Directions for this task: Reproduce each line of the material exactly, minus any picture.

Data extract:
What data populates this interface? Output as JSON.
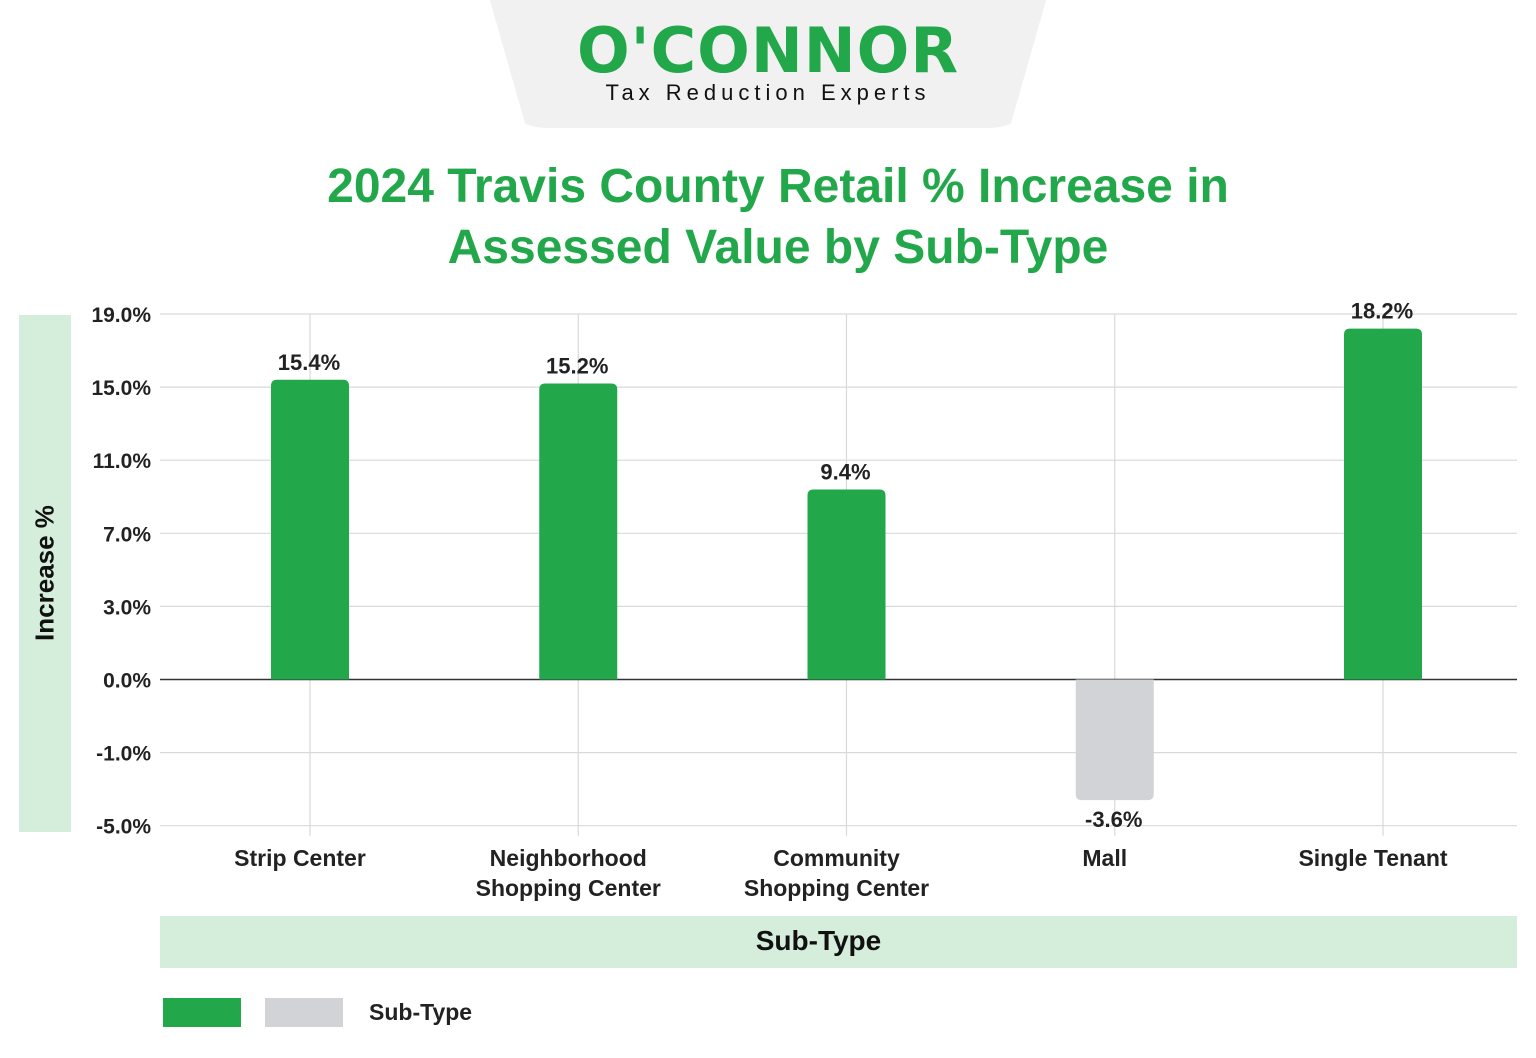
{
  "logo": {
    "wordmark": "O'CONNOR",
    "tagline": "Tax Reduction Experts"
  },
  "chart_data": {
    "type": "bar",
    "title": "2024 Travis County Retail % Increase in Assessed Value by Sub-Type",
    "xlabel": "Sub-Type",
    "ylabel": "Increase %",
    "categories": [
      "Strip Center",
      "Neighborhood Shopping Center",
      "Community Shopping Center",
      "Mall",
      "Single Tenant"
    ],
    "category_lines": [
      [
        "Strip Center"
      ],
      [
        "Neighborhood",
        "Shopping Center"
      ],
      [
        "Community",
        "Shopping Center"
      ],
      [
        "Mall"
      ],
      [
        "Single Tenant"
      ]
    ],
    "values": [
      15.4,
      15.2,
      9.4,
      -3.6,
      18.2
    ],
    "data_labels": [
      "15.4%",
      "15.2%",
      "9.4%",
      "-3.6%",
      "18.2%"
    ],
    "yticks": [
      19,
      15,
      11,
      7,
      3,
      0,
      -1,
      -5
    ],
    "ytick_labels": [
      "19.0%",
      "15.0%",
      "11.0%",
      "7.0%",
      "3.0%",
      "0.0%",
      "-1.0%",
      "-5.0%"
    ],
    "ylim": [
      -5,
      19
    ],
    "grid": true,
    "legend": {
      "position": "bottom-left",
      "label": "Sub-Type"
    },
    "colors": {
      "positive": "#22a84a",
      "negative": "#d1d3d6",
      "title": "#22a84a",
      "band": "#d5eedc"
    }
  }
}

Right answer:
What data populates this interface? Output as JSON.
{
  "logo": {
    "wordmark": "O'CONNOR",
    "tagline": "Tax Reduction Experts"
  },
  "chart_data": {
    "type": "bar",
    "title": "2024 Travis County Retail % Increase in Assessed Value by Sub-Type",
    "xlabel": "Sub-Type",
    "ylabel": "Increase %",
    "categories": [
      "Strip Center",
      "Neighborhood Shopping Center",
      "Community Shopping Center",
      "Mall",
      "Single Tenant"
    ],
    "category_lines": [
      [
        "Strip Center"
      ],
      [
        "Neighborhood",
        "Shopping Center"
      ],
      [
        "Community",
        "Shopping Center"
      ],
      [
        "Mall"
      ],
      [
        "Single Tenant"
      ]
    ],
    "values": [
      15.4,
      15.2,
      9.4,
      -3.6,
      18.2
    ],
    "data_labels": [
      "15.4%",
      "15.2%",
      "9.4%",
      "-3.6%",
      "18.2%"
    ],
    "yticks": [
      19,
      15,
      11,
      7,
      3,
      0,
      -1,
      -5
    ],
    "ytick_labels": [
      "19.0%",
      "15.0%",
      "11.0%",
      "7.0%",
      "3.0%",
      "0.0%",
      "-1.0%",
      "-5.0%"
    ],
    "ylim": [
      -5,
      19
    ],
    "grid": true,
    "legend": {
      "position": "bottom-left",
      "label": "Sub-Type"
    },
    "colors": {
      "positive": "#22a84a",
      "negative": "#d1d3d6",
      "title": "#22a84a",
      "band": "#d5eedc"
    }
  }
}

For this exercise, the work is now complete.